### Materials provided
☆ ☆ ☆ ☆ ☆

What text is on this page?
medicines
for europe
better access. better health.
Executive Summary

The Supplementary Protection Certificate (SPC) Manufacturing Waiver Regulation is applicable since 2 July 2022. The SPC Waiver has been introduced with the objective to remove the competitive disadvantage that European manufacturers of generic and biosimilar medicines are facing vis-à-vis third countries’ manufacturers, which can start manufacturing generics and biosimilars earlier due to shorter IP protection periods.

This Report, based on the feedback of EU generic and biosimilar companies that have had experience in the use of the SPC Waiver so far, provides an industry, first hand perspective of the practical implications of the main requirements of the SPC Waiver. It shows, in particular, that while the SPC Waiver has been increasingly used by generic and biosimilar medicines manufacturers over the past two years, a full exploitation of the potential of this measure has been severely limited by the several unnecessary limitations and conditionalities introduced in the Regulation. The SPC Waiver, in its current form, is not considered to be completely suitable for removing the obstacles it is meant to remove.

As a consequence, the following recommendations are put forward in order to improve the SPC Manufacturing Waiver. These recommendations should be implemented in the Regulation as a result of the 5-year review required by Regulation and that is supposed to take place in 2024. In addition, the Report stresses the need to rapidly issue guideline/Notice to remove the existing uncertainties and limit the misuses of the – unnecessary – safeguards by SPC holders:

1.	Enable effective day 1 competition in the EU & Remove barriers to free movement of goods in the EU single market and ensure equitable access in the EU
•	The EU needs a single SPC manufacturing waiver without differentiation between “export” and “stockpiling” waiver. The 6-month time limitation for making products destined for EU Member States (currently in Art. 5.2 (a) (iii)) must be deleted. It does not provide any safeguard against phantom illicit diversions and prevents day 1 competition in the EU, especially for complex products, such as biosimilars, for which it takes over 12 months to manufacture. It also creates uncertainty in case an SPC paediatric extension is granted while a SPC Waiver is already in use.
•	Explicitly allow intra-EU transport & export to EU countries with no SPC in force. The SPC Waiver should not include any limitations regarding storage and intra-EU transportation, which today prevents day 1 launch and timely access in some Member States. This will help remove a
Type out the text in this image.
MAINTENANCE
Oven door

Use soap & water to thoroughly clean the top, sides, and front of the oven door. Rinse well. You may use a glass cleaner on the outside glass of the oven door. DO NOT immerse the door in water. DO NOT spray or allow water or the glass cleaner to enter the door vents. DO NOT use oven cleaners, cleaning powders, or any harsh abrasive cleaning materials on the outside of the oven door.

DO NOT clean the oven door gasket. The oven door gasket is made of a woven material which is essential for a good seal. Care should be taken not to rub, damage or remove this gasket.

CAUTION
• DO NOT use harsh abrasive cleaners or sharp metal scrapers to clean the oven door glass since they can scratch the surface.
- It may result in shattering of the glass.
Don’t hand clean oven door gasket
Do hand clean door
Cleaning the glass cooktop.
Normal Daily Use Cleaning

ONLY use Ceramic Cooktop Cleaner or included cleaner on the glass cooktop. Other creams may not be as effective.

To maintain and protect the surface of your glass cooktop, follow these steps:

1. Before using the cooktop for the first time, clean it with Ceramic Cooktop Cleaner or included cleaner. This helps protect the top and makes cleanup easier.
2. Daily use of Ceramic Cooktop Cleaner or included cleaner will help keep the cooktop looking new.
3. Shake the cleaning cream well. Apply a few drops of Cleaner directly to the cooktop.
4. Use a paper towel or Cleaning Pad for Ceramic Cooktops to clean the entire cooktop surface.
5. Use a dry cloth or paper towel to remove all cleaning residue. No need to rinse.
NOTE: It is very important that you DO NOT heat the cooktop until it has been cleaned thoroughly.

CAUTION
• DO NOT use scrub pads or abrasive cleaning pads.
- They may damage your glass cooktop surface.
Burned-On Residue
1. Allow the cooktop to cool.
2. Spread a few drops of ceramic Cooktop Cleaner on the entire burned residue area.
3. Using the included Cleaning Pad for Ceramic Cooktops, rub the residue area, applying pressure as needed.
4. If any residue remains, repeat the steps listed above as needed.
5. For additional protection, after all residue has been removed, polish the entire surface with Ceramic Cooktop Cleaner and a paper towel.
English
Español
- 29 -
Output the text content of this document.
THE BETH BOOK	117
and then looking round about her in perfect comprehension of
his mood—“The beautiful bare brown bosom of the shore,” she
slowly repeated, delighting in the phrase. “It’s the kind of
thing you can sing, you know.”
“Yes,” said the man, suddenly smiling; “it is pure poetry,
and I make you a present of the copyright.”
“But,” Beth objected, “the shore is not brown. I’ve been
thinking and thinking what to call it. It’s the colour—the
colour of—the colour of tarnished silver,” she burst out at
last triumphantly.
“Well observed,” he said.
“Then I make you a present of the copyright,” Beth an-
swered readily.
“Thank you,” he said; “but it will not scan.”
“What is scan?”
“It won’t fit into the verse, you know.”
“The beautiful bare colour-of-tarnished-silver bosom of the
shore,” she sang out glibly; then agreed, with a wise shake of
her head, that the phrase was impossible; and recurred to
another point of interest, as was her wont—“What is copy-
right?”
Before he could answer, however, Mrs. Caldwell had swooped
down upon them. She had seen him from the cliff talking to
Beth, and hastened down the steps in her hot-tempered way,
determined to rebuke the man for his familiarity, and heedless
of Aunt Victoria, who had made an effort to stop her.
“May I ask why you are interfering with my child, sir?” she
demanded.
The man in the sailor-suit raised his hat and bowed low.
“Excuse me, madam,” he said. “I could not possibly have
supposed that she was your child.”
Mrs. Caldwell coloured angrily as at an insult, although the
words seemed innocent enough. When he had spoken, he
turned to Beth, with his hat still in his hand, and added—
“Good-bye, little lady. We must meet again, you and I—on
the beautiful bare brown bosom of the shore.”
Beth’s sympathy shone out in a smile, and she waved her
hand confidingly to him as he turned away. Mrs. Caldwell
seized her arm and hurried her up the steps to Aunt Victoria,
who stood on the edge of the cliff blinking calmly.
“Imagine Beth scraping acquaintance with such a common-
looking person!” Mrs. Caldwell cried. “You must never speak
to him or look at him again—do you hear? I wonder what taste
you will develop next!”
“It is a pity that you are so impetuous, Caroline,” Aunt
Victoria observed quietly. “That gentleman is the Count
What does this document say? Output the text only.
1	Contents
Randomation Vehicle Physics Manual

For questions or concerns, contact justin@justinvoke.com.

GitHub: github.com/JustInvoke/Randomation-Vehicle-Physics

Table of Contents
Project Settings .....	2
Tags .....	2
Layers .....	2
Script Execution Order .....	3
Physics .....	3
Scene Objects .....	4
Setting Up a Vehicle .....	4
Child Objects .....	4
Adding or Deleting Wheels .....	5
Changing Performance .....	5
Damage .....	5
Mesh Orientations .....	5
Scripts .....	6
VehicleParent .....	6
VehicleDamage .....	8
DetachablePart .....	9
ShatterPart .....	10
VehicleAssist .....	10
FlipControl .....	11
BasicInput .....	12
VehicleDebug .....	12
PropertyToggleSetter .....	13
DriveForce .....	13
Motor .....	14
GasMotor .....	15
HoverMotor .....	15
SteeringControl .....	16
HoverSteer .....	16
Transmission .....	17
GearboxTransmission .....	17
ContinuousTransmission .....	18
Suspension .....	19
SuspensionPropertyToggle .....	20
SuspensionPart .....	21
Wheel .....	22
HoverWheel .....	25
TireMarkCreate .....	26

☆ ☆ ☆ ☆ ☆

### Exercise objective
Repeat the records above exactly.

### Written response
What text is on this page?
medicines
for europe
better access. better health.
Executive Summary

The Supplementary Protection Certificate (SPC) Manufacturing Waiver Regulation is applicable since 2 July 2022. The SPC Waiver has been introduced with the objective to remove the competitive disadvantage that European manufacturers of generic and biosimilar medicines are facing vis-à-vis third countries’ manufacturers, which can start manufacturing generics and biosimilars earlier due to shorter IP protection periods.

This Report, based on the feedback of EU generic and biosimilar companies that have had experience in the use of the SPC Waiver so far, provides an industry, first hand perspective of the practical implications of the main requirements of the SPC Waiver. It shows, in particular, that while the SPC Waiver has been increasingly used by generic and biosimilar medicines manufacturers over the past two years, a full exploitation of the potential of this measure has been severely limited by the several unnecessary limitations and conditionalities introduced in the Regulation. The SPC Waiver, in its current form, is not considered to be completely suitable for removing the obstacles it is meant to remove.

As a consequence, the following recommendations are put forward in order to improve the SPC Manufacturing Waiver. These recommendations should be implemented in the Regulation as a result of the 5-year review required by Regulation and that is supposed to take place in 2024. In addition, the Report stresses the need to rapidly issue guideline/Notice to remove the existing uncertainties and limit the misuses of the – unnecessary – safeguards by SPC holders:

1.	Enable effective day 1 competition in the EU & Remove barriers to free movement of goods in the EU single market and ensure equitable access in the EU
•	The EU needs a single SPC manufacturing waiver without differentiation between “export” and “stockpiling” waiver. The 6-month time limitation for making products destined for EU Member States (currently in Art. 5.2 (a) (iii)) must be deleted. It does not provide any safeguard against phantom illicit diversions and prevents day 1 competition in the EU, especially for complex products, such as biosimilars, for which it takes over 12 months to manufacture. It also creates uncertainty in case an SPC paediatric extension is granted while a SPC Waiver is already in use.
•	Explicitly allow intra-EU transport & export to EU countries with no SPC in force. The SPC Waiver should not include any limitations regarding storage and intra-EU transportation, which today prevents day 1 launch and timely access in some Member States. This will help remove a
Type out the text in this image.
MAINTENANCE
Oven door

Use soap & water to thoroughly clean the top, sides, and front of the oven door. Rinse well. You may use a glass cleaner on the outside glass of the oven door. DO NOT immerse the door in water. DO NOT spray or allow water or the glass cleaner to enter the door vents. DO NOT use oven cleaners, cleaning powders, or any harsh abrasive cleaning materials on the outside of the oven door.

DO NOT clean the oven door gasket. The oven door gasket is made of a woven material which is essential for a good seal. Care should be taken not to rub, damage or remove this gasket.

CAUTION
• DO NOT use harsh abrasive cleaners or sharp metal scrapers to clean the oven door glass since they can scratch the surface.
- It may result in shattering of the glass.
Don’t hand clean oven door gasket
Do hand clean door
Cleaning the glass cooktop.
Normal Daily Use Cleaning

ONLY use Ceramic Cooktop Cleaner or included cleaner on the glass cooktop. Other creams may not be as effective.

To maintain and protect the surface of your glass cooktop, follow these steps:

1. Before using the cooktop for the first time, clean it with Ceramic Cooktop Cleaner or included cleaner. This helps protect the top and makes cleanup easier.
2. Daily use of Ceramic Cooktop Cleaner or included cleaner will help keep the cooktop looking new.
3. Shake the cleaning cream well. Apply a few drops of Cleaner directly to the cooktop.
4. Use a paper towel or Cleaning Pad for Ceramic Cooktops to clean the entire cooktop surface.
5. Use a dry cloth or paper towel to remove all cleaning residue. No need to rinse.
NOTE: It is very important that you DO NOT heat the cooktop until it has been cleaned thoroughly.

CAUTION
• DO NOT use scrub pads or abrasive cleaning pads.
- They may damage your glass cooktop surface.
Burned-On Residue
1. Allow the cooktop to cool.
2. Spread a few drops of ceramic Cooktop Cleaner on the entire burned residue area.
3. Using the included Cleaning Pad for Ceramic Cooktops, rub the residue area, applying pressure as needed.
4. If any residue remains, repeat the steps listed above as needed.
5. For additional protection, after all residue has been removed, polish the entire surface with Ceramic Cooktop Cleaner and a paper towel.
English
Español
- 29 -
Output the text content of this document.
THE BETH BOOK	117
and then looking round about her in perfect comprehension of
his mood—“The beautiful bare brown bosom of the shore,” she
slowly repeated, delighting in the phrase. “It’s the kind of
thing you can sing, you know.”
“Yes,” said the man, suddenly smiling; “it is pure poetry,
and I make you a present of the copyright.”
“But,” Beth objected, “the shore is not brown. I’ve been
thinking and thinking what to call it. It’s the colour—the
colour of—the colour of tarnished silver,” she burst out at
last triumphantly.
“Well observed,” he said.
“Then I make you a present of the copyright,” Beth an-
swered readily.
“Thank you,” he said; “but it will not scan.”
“What is scan?”
“It won’t fit into the verse, you know.”
“The beautiful bare colour-of-tarnished-silver bosom of the
shore,” she sang out glibly; then agreed, with a wise shake of
her head, that the phrase was impossible; and recurred to
another point of interest, as was her wont—“What is copy-
right?”
Before he could answer, however, Mrs. Caldwell had swooped
down upon them. She had seen him from the cliff talking to
Beth, and hastened down the steps in her hot-tempered way,
determined to rebuke the man for his familiarity, and heedless
of Aunt Victoria, who had made an effort to stop her.
“May I ask why you are interfering with my child, sir?” she
demanded.
The man in the sailor-suit raised his hat and bowed low.
“Excuse me, madam,” he said. “I could not possibly have
supposed that she was your child.”
Mrs. Caldwell coloured angrily as at an insult, although the
words seemed innocent enough. When he had spoken, he
turned to Beth, with his hat still in his hand, and added—
“Good-bye, little lady. We must meet again, you and I—on
the beautiful bare brown bosom of the shore.”
Beth’s sympathy shone out in a smile, and she waved her
hand confidingly to him as he turned away. Mrs. Caldwell
seized her arm and hurried her up the steps to Aunt Victoria,
who stood on the edge of the cliff blinking calmly.
“Imagine Beth scraping acquaintance with such a common-
looking person!” Mrs. Caldwell cried. “You must never speak
to him or look at him again—do you hear? I wonder what taste
you will develop next!”
“It is a pity that you are so impetuous, Caroline,” Aunt
Victoria observed quietly. “That gentleman is the Count
What does this document say? Output the text only.
1	Contents
Randomation Vehicle Physics Manual

For questions or concerns, contact justin@justinvoke.com.

GitHub: github.com/JustInvoke/Randomation-Vehicle-Physics

Table of Contents
Project Settings .....	2
Tags .....	2
Layers .....	2
Script Execution Order .....	3
Physics .....	3
Scene Objects .....	4
Setting Up a Vehicle .....	4
Child Objects .....	4
Adding or Deleting Wheels .....	5
Changing Performance .....	5
Damage .....	5
Mesh Orientations .....	5
Scripts .....	6
VehicleParent .....	6
VehicleDamage .....	8
DetachablePart .....	9
ShatterPart .....	10
VehicleAssist .....	10
FlipControl .....	11
BasicInput .....	12
VehicleDebug .....	12
PropertyToggleSetter .....	13
DriveForce .....	13
Motor .....	14
GasMotor .....	15
HoverMotor .....	15
SteeringControl .....	16
HoverSteer .....	16
Transmission .....	17
GearboxTransmission .....	17
ContinuousTransmission .....	18
Suspension .....	19
SuspensionPropertyToggle .....	20
SuspensionPart .....	21
Wheel .....	22
HoverWheel .....	25
TireMarkCreate .....	26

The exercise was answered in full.